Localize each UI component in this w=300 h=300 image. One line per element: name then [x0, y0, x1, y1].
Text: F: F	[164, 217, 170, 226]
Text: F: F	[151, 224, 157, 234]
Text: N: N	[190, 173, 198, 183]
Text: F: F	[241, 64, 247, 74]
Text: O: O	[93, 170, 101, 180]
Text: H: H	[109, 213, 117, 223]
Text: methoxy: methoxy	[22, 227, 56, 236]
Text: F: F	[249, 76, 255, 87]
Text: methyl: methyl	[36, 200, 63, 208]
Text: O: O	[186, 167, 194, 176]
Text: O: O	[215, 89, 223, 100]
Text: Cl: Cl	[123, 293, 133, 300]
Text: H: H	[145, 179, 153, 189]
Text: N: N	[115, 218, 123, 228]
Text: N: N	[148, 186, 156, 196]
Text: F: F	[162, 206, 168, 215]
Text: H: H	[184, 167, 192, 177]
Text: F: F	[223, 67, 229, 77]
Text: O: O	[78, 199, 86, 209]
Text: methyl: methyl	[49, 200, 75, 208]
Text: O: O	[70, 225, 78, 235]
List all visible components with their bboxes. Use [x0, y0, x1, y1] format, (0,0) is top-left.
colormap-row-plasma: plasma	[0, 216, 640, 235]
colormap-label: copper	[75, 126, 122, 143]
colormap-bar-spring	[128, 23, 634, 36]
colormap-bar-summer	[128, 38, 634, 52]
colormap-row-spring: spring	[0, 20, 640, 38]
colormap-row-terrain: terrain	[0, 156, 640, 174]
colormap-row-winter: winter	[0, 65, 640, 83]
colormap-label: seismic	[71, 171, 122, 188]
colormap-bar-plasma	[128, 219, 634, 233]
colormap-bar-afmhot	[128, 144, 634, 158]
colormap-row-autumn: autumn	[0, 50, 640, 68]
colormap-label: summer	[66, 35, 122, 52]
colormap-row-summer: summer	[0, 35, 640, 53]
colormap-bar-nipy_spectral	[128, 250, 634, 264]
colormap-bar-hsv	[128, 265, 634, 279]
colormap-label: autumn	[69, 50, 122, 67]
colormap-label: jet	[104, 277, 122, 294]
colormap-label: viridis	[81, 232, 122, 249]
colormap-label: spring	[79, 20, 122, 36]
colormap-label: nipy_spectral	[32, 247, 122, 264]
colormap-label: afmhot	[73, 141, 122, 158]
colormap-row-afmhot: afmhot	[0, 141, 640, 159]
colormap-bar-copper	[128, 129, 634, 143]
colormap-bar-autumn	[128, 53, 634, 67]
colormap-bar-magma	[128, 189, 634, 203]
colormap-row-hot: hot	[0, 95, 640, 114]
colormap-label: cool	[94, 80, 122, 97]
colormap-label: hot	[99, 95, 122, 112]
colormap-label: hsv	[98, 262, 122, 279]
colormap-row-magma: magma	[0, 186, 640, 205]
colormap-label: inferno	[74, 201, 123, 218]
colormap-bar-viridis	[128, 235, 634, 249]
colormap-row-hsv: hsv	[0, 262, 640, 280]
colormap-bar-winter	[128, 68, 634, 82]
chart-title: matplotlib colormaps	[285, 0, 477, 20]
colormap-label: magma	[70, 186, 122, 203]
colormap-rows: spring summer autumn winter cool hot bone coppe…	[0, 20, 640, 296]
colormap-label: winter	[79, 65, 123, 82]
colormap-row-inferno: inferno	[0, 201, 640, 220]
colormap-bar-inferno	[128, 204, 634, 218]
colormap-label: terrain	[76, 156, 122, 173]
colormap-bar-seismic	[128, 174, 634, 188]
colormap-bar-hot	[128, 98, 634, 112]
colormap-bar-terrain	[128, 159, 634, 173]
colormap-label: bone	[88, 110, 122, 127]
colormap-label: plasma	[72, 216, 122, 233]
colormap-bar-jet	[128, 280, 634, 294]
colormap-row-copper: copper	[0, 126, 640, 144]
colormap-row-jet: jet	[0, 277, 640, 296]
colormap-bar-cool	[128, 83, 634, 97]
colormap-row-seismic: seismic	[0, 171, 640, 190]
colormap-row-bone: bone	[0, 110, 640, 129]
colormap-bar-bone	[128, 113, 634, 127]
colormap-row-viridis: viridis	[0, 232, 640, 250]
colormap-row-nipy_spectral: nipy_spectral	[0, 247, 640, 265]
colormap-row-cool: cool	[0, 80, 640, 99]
********
▶ [What you should do]
Pull out every line of the data above that contains the string "autumn", treating uppercase and lowercase letters as different.

▶ [Expected answer]
colormap-row-autumn: autumn	[0, 50, 640, 68]
colormap-label: autumn	[69, 50, 122, 67]
colormap-bar-autumn	[128, 53, 634, 67]
colormap-rows: spring summer autumn winter cool hot bone coppe…	[0, 20, 640, 296]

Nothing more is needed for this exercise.